Records contained in a dataset
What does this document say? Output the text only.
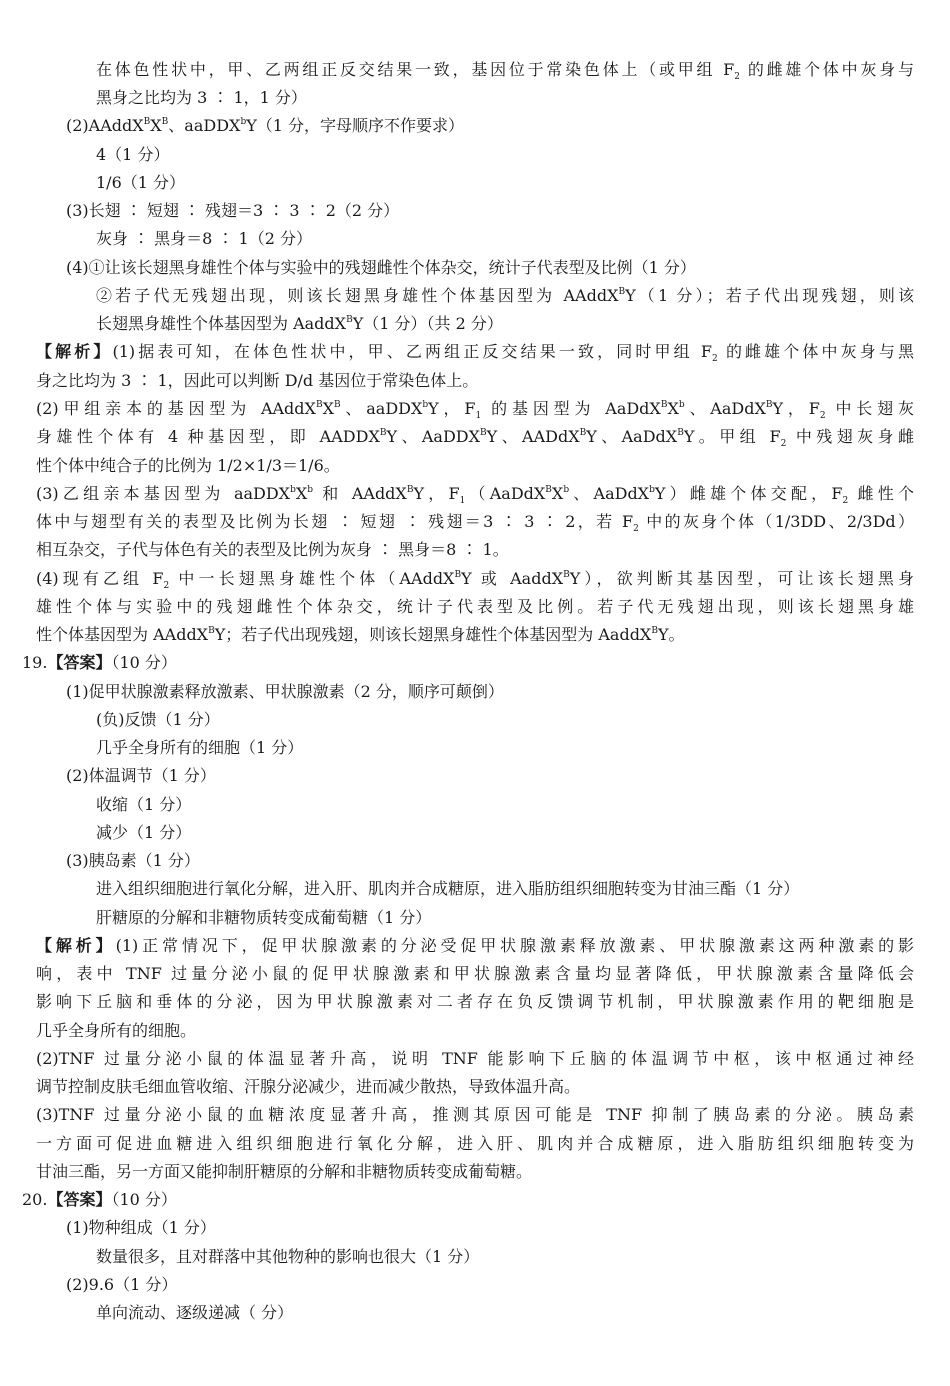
在体色性状中，甲、乙两组正反交结果一致，基因位于常染色体上（或甲组 $F_2$ 的雌雄个体中灰身与
黑身之比均为 3 ∶ 1，1 分）
$(2)AAddX^BX^B$、aaDDX$^b$Y（1 分，字母顺序不作要求）
4（1 分）
1/6（1 分）
(3)长翅 ∶ 短翅 ∶ 残翅＝3 ∶ 3 ∶ 2（2 分）
灰身 ∶ 黑身＝8 ∶ 1（2 分）
(4)①让该长翅黑身雄性个体与实验中的残翅雌性个体杂交，统计子代表型及比例（1 分）
②若子代无残翅出现，则该长翅黑身雄性个体基因型为 AAddX$^B$Y（1 分）；若子代出现残翅，则该
长翅黑身雄性个体基因型为 AaddX$^B$Y（1 分）（共 2 分）
【解析】(1)据表可知，在体色性状中，甲、乙两组正反交结果一致，同时甲组 $F_2$ 的雌雄个体中灰身与黑
身之比均为 3 ∶ 1，因此可以判断 D/d 基因位于常染色体上。
(2)甲组亲本的基因型为 $AAddX^BX^B$、aaDDX$^b$Y，$F_1$ 的基因型为 $AaDdX^BX^b$、AaDdX$^B$Y，$F_2$ 中长翅灰
身雄性个体有 4 种基因型，即 $AADDX^BY$、AaDDX$^B$Y、AADdX$^B$Y、AaDdX$^B$Y。甲组 $F_2$ 中残翅灰身雌
性个体中纯合子的比例为 1/2×1/3＝1/6。
(3)乙组亲本基因型为 $aaDDX^bX^b$ 和 AAddX$^B$Y，$F_1(AaDdX^BX^b$、AaDdX$^b$Y）雌雄个体交配，$F_2$ 雌性个
体中与翅型有关的表型及比例为长翅 ∶ 短翅 ∶ 残翅＝3 ∶ 3 ∶ 2，若 $F_2$ 中的灰身个体（1/3DD、2/3Dd）
相互杂交，子代与体色有关的表型及比例为灰身 ∶ 黑身＝8 ∶ 1。
(4)现有乙组 $F_2$ 中一长翅黑身雄性个体（AAddX$^B$Y 或 AaddX$^B$Y），欲判断其基因型，可让该长翅黑身
雄性个体与实验中的残翅雌性个体杂交，统计子代表型及比例。若子代无残翅出现，则该长翅黑身雄
性个体基因型为 AAddX$^B$Y；若子代出现残翅，则该长翅黑身雄性个体基因型为 AaddX$^B$Y。
19.【答案】（10 分）
(1)促甲状腺激素释放激素、甲状腺激素（2 分，顺序可颠倒）
(负)反馈（1 分）
几乎全身所有的细胞（1 分）
(2)体温调节（1 分）
收缩（1 分）
减少（1 分）
(3)胰岛素（1 分）
进入组织细胞进行氧化分解，进入肝、肌肉并合成糖原，进入脂肪组织细胞转变为甘油三酯（1 分）
肝糖原的分解和非糖物质转变成葡萄糖（1 分）
【解析】(1)正常情况下，促甲状腺激素的分泌受促甲状腺激素释放激素、甲状腺激素这两种激素的影
响，表中 TNF 过量分泌小鼠的促甲状腺激素和甲状腺激素含量均显著降低，甲状腺激素含量降低会
影响下丘脑和垂体的分泌，因为甲状腺激素对二者存在负反馈调节机制，甲状腺激素作用的靶细胞是
几乎全身所有的细胞。
(2)TNF 过量分泌小鼠的体温显著升高，说明 TNF 能影响下丘脑的体温调节中枢，该中枢通过神经
调节控制皮肤毛细血管收缩、汗腺分泌减少，进而减少散热，导致体温升高。
(3)TNF 过量分泌小鼠的血糖浓度显著升高，推测其原因可能是 TNF 抑制了胰岛素的分泌。胰岛素
一方面可促进血糖进入组织细胞进行氧化分解，进入肝、肌肉并合成糖原，进入脂肪组织细胞转变为
甘油三酯，另一方面又能抑制肝糖原的分解和非糖物质转变成葡萄糖。
20.【答案】（10 分）
(1)物种组成（1 分）
数量很多，且对群落中其他物种的影响也很大（1 分）
(2)9.6（1 分）
单向流动、逐级递减（ 分）
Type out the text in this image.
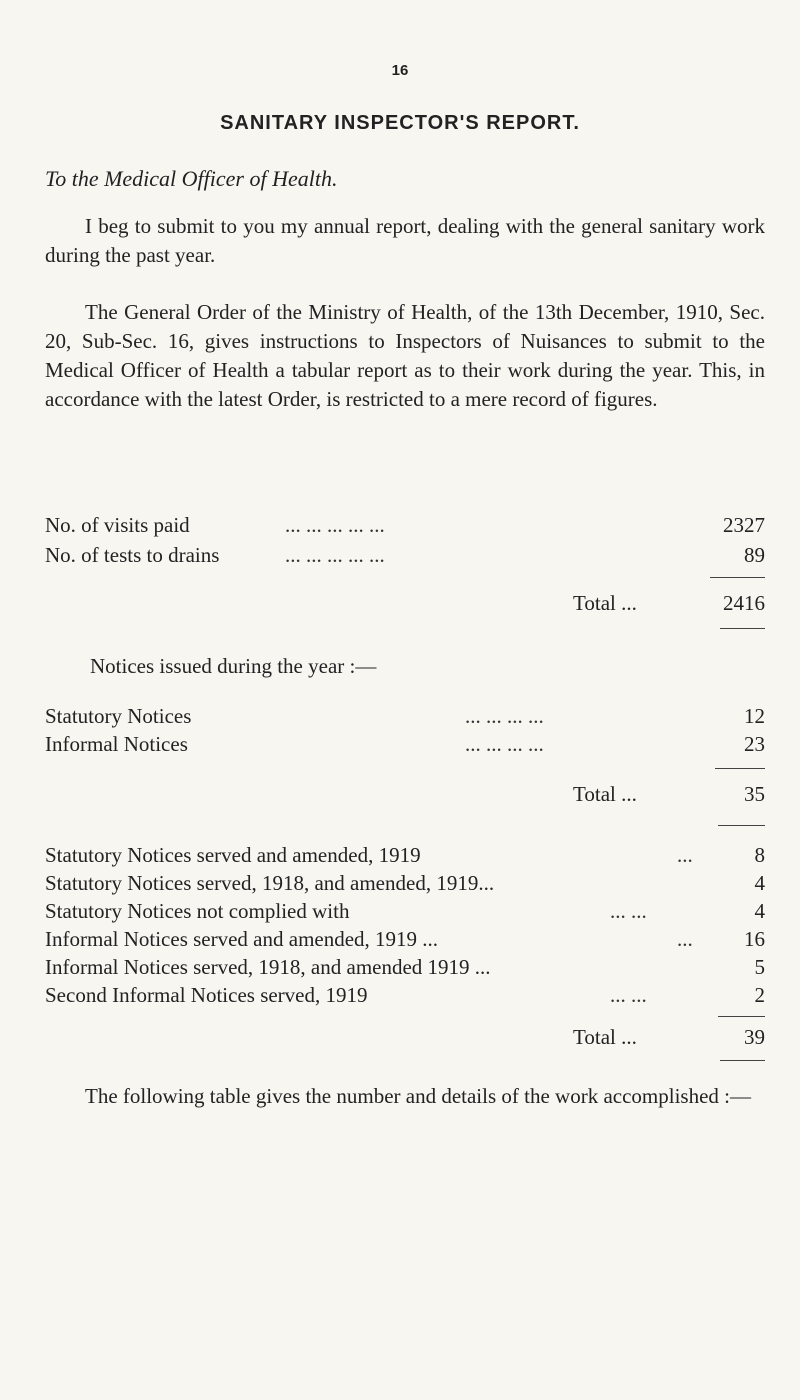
16
SANITARY INSPECTOR'S REPORT.
To the Medical Officer of Health.
I beg to submit to you my annual report, dealing with the general sanitary work during the past year.
The General Order of the Ministry of Health, of the 13th December, 1910, Sec. 20, Sub-Sec. 16, gives instructions to Inspectors of Nuisances to submit to the Medical Officer of Health a tabular report as to their work during the year. This, in accordance with the latest Order, is restricted to a mere record of figures.
No. of visits paid	... ... ... ... ...	2327
No. of tests to drains	... ... ... ... ...	89
Total ...	2416
Notices issued during the year :—
Statutory Notices	... ... ... ...	12
Informal Notices	... ... ... ...	23
Total ...	35
Statutory Notices served and amended, 1919	...	8
Statutory Notices served, 1918, and amended, 1919...	4
Statutory Notices not complied with	... ...	4
Informal Notices served and amended, 1919 ...	... 16
Informal Notices served, 1918, and amended 1919 ...	5
Second Informal Notices served, 1919	... ...	2
Total ...	39
The following table gives the number and details of the work accomplished :—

Direction
Write out every line of the preceding listing that contains "gives".

Task result
The General Order of the Ministry of Health, of the 13th December, 1910, Sec. 20, Sub-Sec. 16, gives instructions to Inspectors of Nuisances to submit to the Medical Officer of Health a tabular report as to their work during the year. This, in accordance with the latest Order, is restricted to a mere record of figures.
The following table gives the number and details of the work accomplished :—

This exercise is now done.